SET TASK:
Where a line contains the string "name", copy that line.

TASK DATA:
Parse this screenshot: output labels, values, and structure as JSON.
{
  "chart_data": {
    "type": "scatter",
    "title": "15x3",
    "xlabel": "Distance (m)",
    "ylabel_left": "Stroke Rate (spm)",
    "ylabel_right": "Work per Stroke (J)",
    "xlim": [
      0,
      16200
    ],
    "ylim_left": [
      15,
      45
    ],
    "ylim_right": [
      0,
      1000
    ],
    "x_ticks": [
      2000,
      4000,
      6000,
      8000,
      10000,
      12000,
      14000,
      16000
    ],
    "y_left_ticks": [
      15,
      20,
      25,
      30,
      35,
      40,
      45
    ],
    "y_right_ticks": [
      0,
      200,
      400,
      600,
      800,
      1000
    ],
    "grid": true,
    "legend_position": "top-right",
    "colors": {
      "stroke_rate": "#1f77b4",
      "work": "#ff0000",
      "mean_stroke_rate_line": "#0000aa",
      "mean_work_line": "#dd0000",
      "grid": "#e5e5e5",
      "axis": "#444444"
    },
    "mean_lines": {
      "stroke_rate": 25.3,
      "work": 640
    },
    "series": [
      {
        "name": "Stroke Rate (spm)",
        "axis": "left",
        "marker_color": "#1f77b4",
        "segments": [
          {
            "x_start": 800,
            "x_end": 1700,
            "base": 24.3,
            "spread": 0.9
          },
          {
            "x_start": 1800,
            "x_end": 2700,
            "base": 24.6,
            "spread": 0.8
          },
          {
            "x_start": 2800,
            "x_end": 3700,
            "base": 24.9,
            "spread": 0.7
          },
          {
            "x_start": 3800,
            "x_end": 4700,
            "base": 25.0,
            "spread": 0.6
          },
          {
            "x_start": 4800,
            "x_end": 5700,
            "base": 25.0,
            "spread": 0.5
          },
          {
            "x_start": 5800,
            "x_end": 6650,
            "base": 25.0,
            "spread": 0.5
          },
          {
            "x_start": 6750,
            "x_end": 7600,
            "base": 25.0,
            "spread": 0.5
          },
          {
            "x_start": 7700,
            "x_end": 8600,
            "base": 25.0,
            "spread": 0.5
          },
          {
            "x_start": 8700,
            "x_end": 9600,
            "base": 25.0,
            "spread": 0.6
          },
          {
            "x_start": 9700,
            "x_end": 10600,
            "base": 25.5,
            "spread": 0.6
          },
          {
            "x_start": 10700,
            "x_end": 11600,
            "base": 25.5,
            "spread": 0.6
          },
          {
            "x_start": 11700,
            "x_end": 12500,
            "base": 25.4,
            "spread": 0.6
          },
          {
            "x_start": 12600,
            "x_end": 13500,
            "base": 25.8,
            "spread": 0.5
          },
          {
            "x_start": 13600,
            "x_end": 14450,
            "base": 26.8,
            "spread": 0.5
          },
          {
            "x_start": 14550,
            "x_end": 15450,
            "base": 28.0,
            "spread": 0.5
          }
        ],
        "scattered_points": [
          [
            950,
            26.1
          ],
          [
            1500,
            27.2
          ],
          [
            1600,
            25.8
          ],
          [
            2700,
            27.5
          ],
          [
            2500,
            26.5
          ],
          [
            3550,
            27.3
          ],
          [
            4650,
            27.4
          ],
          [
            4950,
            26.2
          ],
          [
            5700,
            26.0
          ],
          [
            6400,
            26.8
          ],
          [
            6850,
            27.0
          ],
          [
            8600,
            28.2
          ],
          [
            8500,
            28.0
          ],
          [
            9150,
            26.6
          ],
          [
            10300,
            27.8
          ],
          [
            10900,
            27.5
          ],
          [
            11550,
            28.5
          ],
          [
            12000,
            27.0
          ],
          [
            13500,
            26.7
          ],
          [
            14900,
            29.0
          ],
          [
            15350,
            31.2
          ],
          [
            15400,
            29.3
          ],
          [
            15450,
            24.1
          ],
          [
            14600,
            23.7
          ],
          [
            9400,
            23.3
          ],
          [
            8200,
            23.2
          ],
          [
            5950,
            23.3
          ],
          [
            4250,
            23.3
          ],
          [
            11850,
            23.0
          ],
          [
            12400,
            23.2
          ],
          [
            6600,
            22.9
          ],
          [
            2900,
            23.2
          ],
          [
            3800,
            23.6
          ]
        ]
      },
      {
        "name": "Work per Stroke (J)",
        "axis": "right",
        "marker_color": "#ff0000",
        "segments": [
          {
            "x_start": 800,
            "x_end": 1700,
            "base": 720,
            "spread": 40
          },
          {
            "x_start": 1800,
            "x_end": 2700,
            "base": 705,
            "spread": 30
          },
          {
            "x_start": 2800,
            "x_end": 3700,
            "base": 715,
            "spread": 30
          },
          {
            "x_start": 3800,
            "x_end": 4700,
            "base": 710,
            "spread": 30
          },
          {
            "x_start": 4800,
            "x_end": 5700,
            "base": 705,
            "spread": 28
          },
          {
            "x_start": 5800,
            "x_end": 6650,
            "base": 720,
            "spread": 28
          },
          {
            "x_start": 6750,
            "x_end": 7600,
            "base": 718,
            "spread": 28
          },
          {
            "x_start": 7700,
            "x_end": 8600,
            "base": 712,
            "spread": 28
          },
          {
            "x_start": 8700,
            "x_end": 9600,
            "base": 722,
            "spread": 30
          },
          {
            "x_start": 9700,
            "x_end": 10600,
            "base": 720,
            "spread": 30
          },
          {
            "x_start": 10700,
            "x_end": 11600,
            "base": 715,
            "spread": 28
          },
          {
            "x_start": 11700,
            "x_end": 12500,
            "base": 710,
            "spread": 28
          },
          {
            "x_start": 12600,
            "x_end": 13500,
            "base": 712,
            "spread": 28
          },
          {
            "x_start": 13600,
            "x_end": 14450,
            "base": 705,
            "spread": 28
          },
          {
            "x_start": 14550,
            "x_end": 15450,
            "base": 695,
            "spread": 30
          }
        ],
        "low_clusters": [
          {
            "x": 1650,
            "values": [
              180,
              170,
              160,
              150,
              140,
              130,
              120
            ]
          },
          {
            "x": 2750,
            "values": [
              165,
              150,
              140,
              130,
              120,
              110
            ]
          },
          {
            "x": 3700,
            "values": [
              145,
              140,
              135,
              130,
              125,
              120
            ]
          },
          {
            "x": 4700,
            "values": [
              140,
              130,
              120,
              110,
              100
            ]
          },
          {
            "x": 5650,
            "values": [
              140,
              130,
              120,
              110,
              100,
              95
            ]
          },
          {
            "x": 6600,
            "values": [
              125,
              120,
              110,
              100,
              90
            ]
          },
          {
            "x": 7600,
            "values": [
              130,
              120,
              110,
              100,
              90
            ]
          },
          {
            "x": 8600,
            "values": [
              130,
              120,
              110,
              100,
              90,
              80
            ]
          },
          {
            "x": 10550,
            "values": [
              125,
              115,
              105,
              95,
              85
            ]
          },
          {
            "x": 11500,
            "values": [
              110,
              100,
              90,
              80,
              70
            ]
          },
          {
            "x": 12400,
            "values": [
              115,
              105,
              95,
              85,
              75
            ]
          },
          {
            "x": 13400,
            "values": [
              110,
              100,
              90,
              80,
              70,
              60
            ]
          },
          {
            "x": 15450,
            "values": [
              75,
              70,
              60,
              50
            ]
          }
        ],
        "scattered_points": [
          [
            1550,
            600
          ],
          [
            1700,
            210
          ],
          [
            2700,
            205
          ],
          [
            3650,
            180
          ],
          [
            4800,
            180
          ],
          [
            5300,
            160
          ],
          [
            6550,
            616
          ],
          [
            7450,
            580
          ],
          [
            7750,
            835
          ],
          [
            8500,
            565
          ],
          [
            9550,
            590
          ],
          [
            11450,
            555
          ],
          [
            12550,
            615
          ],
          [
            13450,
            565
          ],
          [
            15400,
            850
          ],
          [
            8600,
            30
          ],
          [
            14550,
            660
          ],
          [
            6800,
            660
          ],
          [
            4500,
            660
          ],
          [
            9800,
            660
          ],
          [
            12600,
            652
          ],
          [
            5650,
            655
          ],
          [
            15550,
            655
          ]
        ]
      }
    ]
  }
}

ANSWER FOR THIS EXERCISE:
        "name": "Stroke Rate (spm)",
        "name": "Work per Stroke (J)",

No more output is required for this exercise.